+++ EXERCISE INPUT +++

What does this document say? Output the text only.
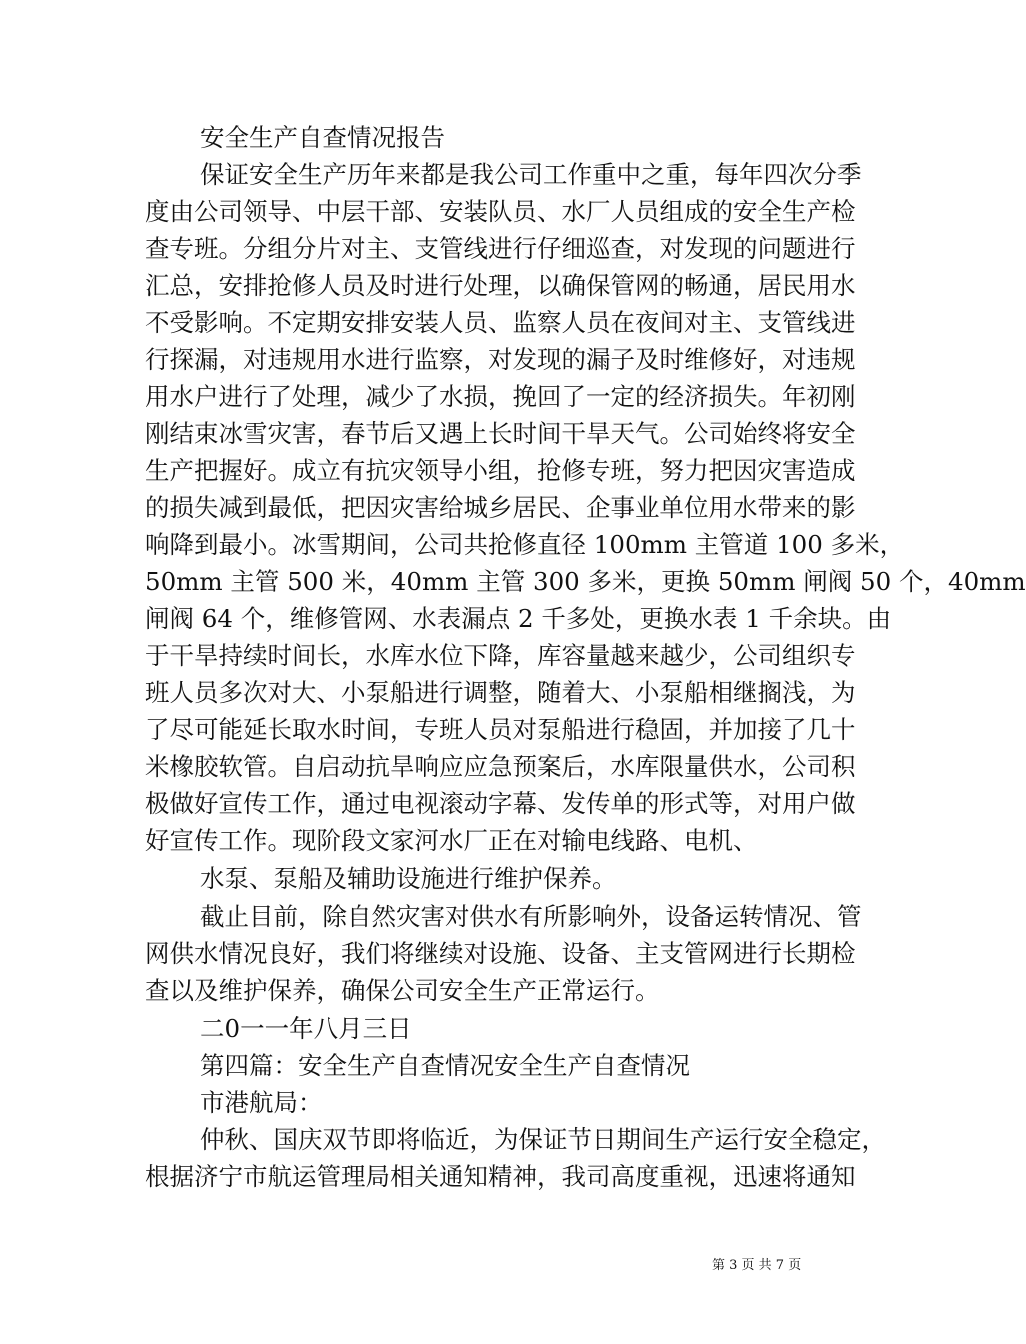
安全生产自查情况报告
保证安全生产历年来都是我公司工作重中之重，每年四次分季
度由公司领导、中层干部、安装队员、水厂人员组成的安全生产检
查专班。分组分片对主、支管线进行仔细巡查，对发现的问题进行
汇总，安排抢修人员及时进行处理，以确保管网的畅通，居民用水
不受影响。不定期安排安装人员、监察人员在夜间对主、支管线进
行探漏，对违规用水进行监察，对发现的漏子及时维修好，对违规
用水户进行了处理，减少了水损，挽回了一定的经济损失。年初刚
刚结束冰雪灾害，春节后又遇上长时间干旱天气。公司始终将安全
生产把握好。成立有抗灾领导小组，抢修专班，努力把因灾害造成
的损失减到最低，把因灾害给城乡居民、企事业单位用水带来的影
响降到最小。冰雪期间，公司共抢修直径 100mm 主管道 100 多米，
50mm 主管 500 米，40mm 主管 300 多米，更换 50mm 闸阀 50 个，40mm
闸阀 64 个，维修管网、水表漏点 2 千多处，更换水表 1 千余块。由
于干旱持续时间长，水库水位下降，库容量越来越少，公司组织专
班人员多次对大、小泵船进行调整，随着大、小泵船相继搁浅，为
了尽可能延长取水时间，专班人员对泵船进行稳固，并加接了几十
米橡胶软管。自启动抗旱响应应急预案后，水库限量供水，公司积
极做好宣传工作，通过电视滚动字幕、发传单的形式等，对用户做
好宣传工作。现阶段文家河水厂正在对输电线路、电机、
水泵、泵船及辅助设施进行维护保养。
截止目前，除自然灾害对供水有所影响外，设备运转情况、管
网供水情况良好，我们将继续对设施、设备、主支管网进行长期检
查以及维护保养，确保公司安全生产正常运行。
二0一一年八月三日
第四篇：安全生产自查情况安全生产自查情况
市港航局：
仲秋、国庆双节即将临近，为保证节日期间生产运行安全稳定，
根据济宁市航运管理局相关通知精神，我司高度重视，迅速将通知
第 3 页 共 7 页
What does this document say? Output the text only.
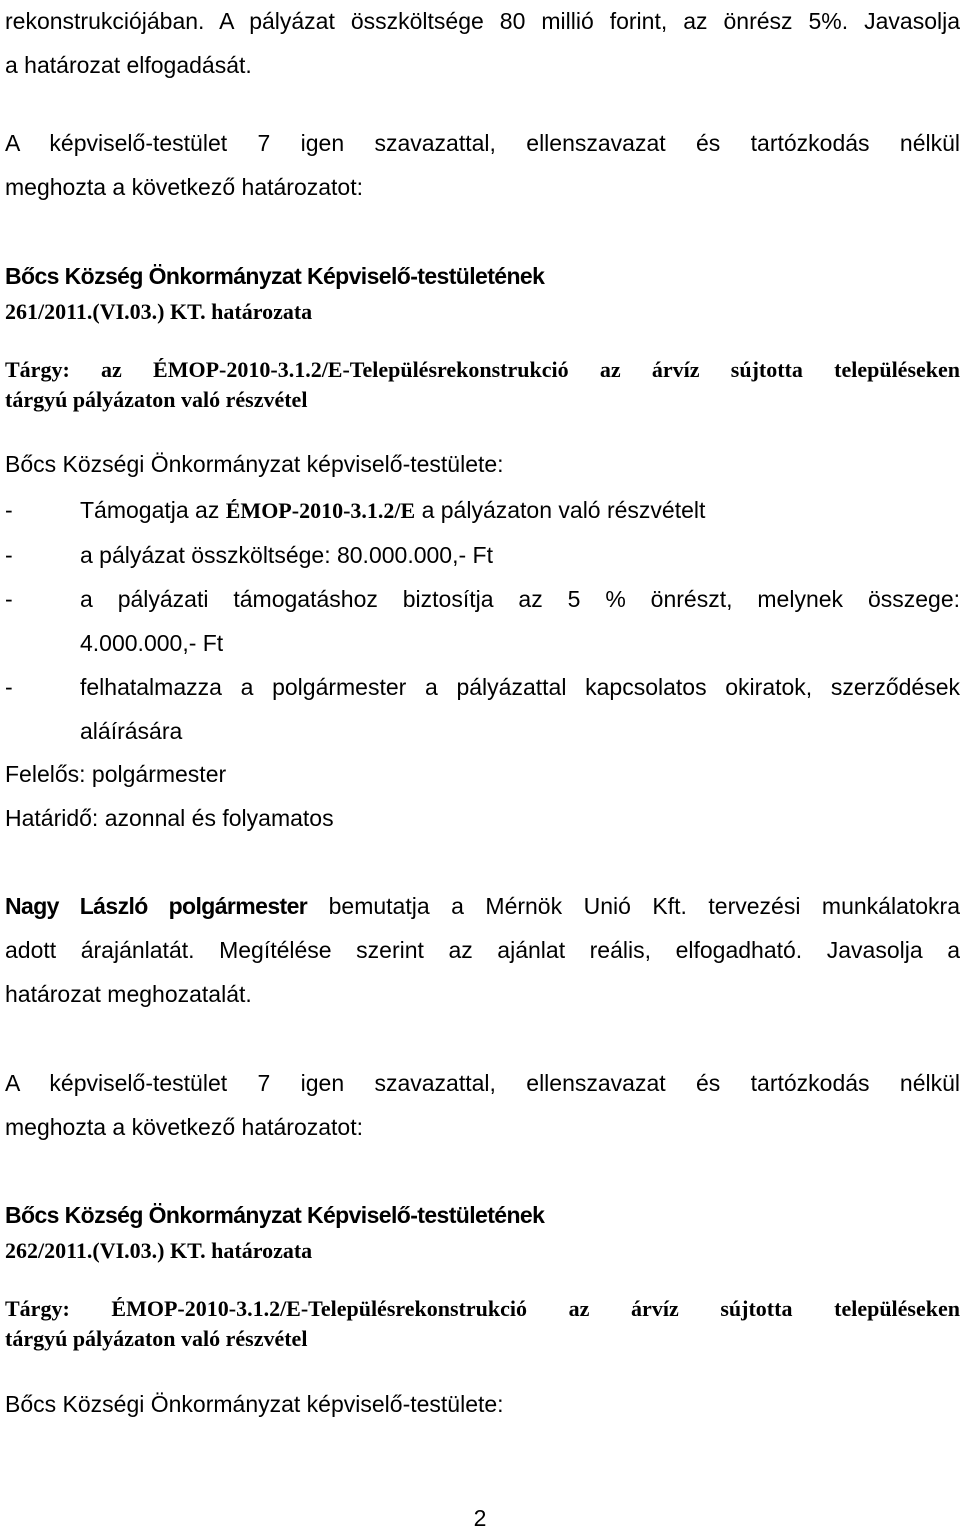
rekonstrukciójában. A pályázat összköltsége 80 millió forint, az önrész 5%. Javasolja
a határozat elfogadását.
A képviselő-testület 7 igen szavazattal, ellenszavazat és tartózkodás nélkül
meghozta a következő határozatot:
Bőcs Község Önkormányzat Képviselő-testületének
261/2011.(VI.03.) KT. határozata
Tárgy: az ÉMOP-2010-3.1.2/E-Településrekonstrukció az árvíz sújtotta településeken
tárgyú pályázaton való részvétel
Bőcs Községi Önkormányzat képviselő-testülete:
-	Támogatja az ÉMOP-2010-3.1.2/E a pályázaton való részvételt
-	a pályázat összköltsége: 80.000.000,- Ft
-	a pályázati támogatáshoz biztosítja az 5 % önrészt, melynek összege:
4.000.000,- Ft
-	felhatalmazza a polgármester a pályázattal kapcsolatos okiratok, szerződések
aláírására
Felelős: polgármester
Határidő: azonnal és folyamatos
Nagy László polgármester bemutatja a Mérnök Unió Kft. tervezési munkálatokra
adott árajánlatát. Megítélése szerint az ajánlat reális, elfogadható. Javasolja a
határozat meghozatalát.
A képviselő-testület 7 igen szavazattal, ellenszavazat és tartózkodás nélkül
meghozta a következő határozatot:
Bőcs Község Önkormányzat Képviselő-testületének
262/2011.(VI.03.) KT. határozata
Tárgy: ÉMOP-2010-3.1.2/E-Településrekonstrukció az árvíz sújtotta településeken
tárgyú pályázaton való részvétel
Bőcs Községi Önkormányzat képviselő-testülete:
2
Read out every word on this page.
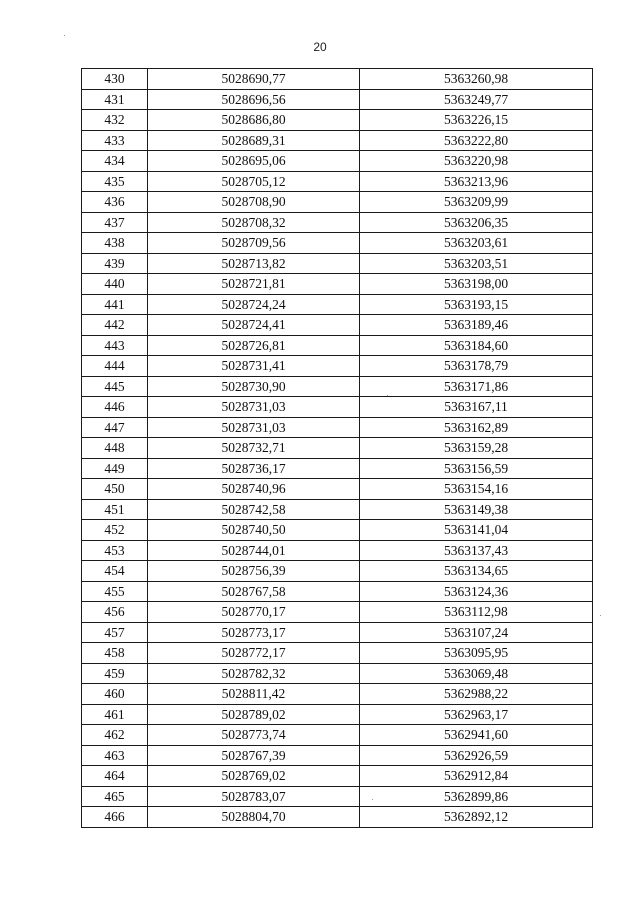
20
430	5028690,77	5363260,98
431	5028696,56	5363249,77
432	5028686,80	5363226,15
433	5028689,31	5363222,80
434	5028695,06	5363220,98
435	5028705,12	5363213,96
436	5028708,90	5363209,99
437	5028708,32	5363206,35
438	5028709,56	5363203,61
439	5028713,82	5363203,51
440	5028721,81	5363198,00
441	5028724,24	5363193,15
442	5028724,41	5363189,46
443	5028726,81	5363184,60
444	5028731,41	5363178,79
445	5028730,90	5363171,86
446	5028731,03	5363167,11
447	5028731,03	5363162,89
448	5028732,71	5363159,28
449	5028736,17	5363156,59
450	5028740,96	5363154,16
451	5028742,58	5363149,38
452	5028740,50	5363141,04
453	5028744,01	5363137,43
454	5028756,39	5363134,65
455	5028767,58	5363124,36
456	5028770,17	5363112,98
457	5028773,17	5363107,24
458	5028772,17	5363095,95
459	5028782,32	5363069,48
460	5028811,42	5362988,22
461	5028789,02	5362963,17
462	5028773,74	5362941,60
463	5028767,39	5362926,59
464	5028769,02	5362912,84
465	5028783,07	5362899,86
466	5028804,70	5362892,12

+++

■ THE TASK
Reproduce the whole listing word for word, setting aside any pictures.

■ EXERCISE SOLUTION
What does this document say? Output the text only.
安全生产自查情况报告
保证安全生产历年来都是我公司工作重中之重，每年四次分季
度由公司领导、中层干部、安装队员、水厂人员组成的安全生产检
查专班。分组分片对主、支管线进行仔细巡查，对发现的问题进行
汇总，安排抢修人员及时进行处理，以确保管网的畅通，居民用水
不受影响。不定期安排安装人员、监察人员在夜间对主、支管线进
行探漏，对违规用水进行监察，对发现的漏子及时维修好，对违规
用水户进行了处理，减少了水损，挽回了一定的经济损失。年初刚
刚结束冰雪灾害，春节后又遇上长时间干旱天气。公司始终将安全
生产把握好。成立有抗灾领导小组，抢修专班，努力把因灾害造成
的损失减到最低，把因灾害给城乡居民、企事业单位用水带来的影
响降到最小。冰雪期间，公司共抢修直径 100mm 主管道 100 多米，
50mm 主管 500 米，40mm 主管 300 多米，更换 50mm 闸阀 50 个，40mm
闸阀 64 个，维修管网、水表漏点 2 千多处，更换水表 1 千余块。由
于干旱持续时间长，水库水位下降，库容量越来越少，公司组织专
班人员多次对大、小泵船进行调整，随着大、小泵船相继搁浅，为
了尽可能延长取水时间，专班人员对泵船进行稳固，并加接了几十
米橡胶软管。自启动抗旱响应应急预案后，水库限量供水，公司积
极做好宣传工作，通过电视滚动字幕、发传单的形式等，对用户做
好宣传工作。现阶段文家河水厂正在对输电线路、电机、
水泵、泵船及辅助设施进行维护保养。
截止目前，除自然灾害对供水有所影响外，设备运转情况、管
网供水情况良好，我们将继续对设施、设备、主支管网进行长期检
查以及维护保养，确保公司安全生产正常运行。
二0一一年八月三日
第四篇：安全生产自查情况安全生产自查情况
市港航局：
仲秋、国庆双节即将临近，为保证节日期间生产运行安全稳定，
根据济宁市航运管理局相关通知精神，我司高度重视，迅速将通知
第 3 页 共 7 页
What does this document say? Output the text only.
rekonstrukciójában. A pályázat összköltsége 80 millió forint, az önrész 5%. Javasolja
a határozat elfogadását.
A képviselő-testület 7 igen szavazattal, ellenszavazat és tartózkodás nélkül
meghozta a következő határozatot:
Bőcs Község Önkormányzat Képviselő-testületének
261/2011.(VI.03.) KT. határozata
Tárgy: az ÉMOP-2010-3.1.2/E-Településrekonstrukció az árvíz sújtotta településeken
tárgyú pályázaton való részvétel
Bőcs Községi Önkormányzat képviselő-testülete:
-	Támogatja az ÉMOP-2010-3.1.2/E a pályázaton való részvételt
-	a pályázat összköltsége: 80.000.000,- Ft
-	a pályázati támogatáshoz biztosítja az 5 % önrészt, melynek összege:
4.000.000,- Ft
-	felhatalmazza a polgármester a pályázattal kapcsolatos okiratok, szerződések
aláírására
Felelős: polgármester
Határidő: azonnal és folyamatos
Nagy László polgármester bemutatja a Mérnök Unió Kft. tervezési munkálatokra
adott árajánlatát. Megítélése szerint az ajánlat reális, elfogadható. Javasolja a
határozat meghozatalát.
A képviselő-testület 7 igen szavazattal, ellenszavazat és tartózkodás nélkül
meghozta a következő határozatot:
Bőcs Község Önkormányzat Képviselő-testületének
262/2011.(VI.03.) KT. határozata
Tárgy: ÉMOP-2010-3.1.2/E-Településrekonstrukció az árvíz sújtotta településeken
tárgyú pályázaton való részvétel
Bőcs Községi Önkormányzat képviselő-testülete:
2
Read out every word on this page.
20
430	5028690,77	5363260,98
431	5028696,56	5363249,77
432	5028686,80	5363226,15
433	5028689,31	5363222,80
434	5028695,06	5363220,98
435	5028705,12	5363213,96
436	5028708,90	5363209,99
437	5028708,32	5363206,35
438	5028709,56	5363203,61
439	5028713,82	5363203,51
440	5028721,81	5363198,00
441	5028724,24	5363193,15
442	5028724,41	5363189,46
443	5028726,81	5363184,60
444	5028731,41	5363178,79
445	5028730,90	5363171,86
446	5028731,03	5363167,11
447	5028731,03	5363162,89
448	5028732,71	5363159,28
449	5028736,17	5363156,59
450	5028740,96	5363154,16
451	5028742,58	5363149,38
452	5028740,50	5363141,04
453	5028744,01	5363137,43
454	5028756,39	5363134,65
455	5028767,58	5363124,36
456	5028770,17	5363112,98
457	5028773,17	5363107,24
458	5028772,17	5363095,95
459	5028782,32	5363069,48
460	5028811,42	5362988,22
461	5028789,02	5362963,17
462	5028773,74	5362941,60
463	5028767,39	5362926,59
464	5028769,02	5362912,84
465	5028783,07	5362899,86
466	5028804,70	5362892,12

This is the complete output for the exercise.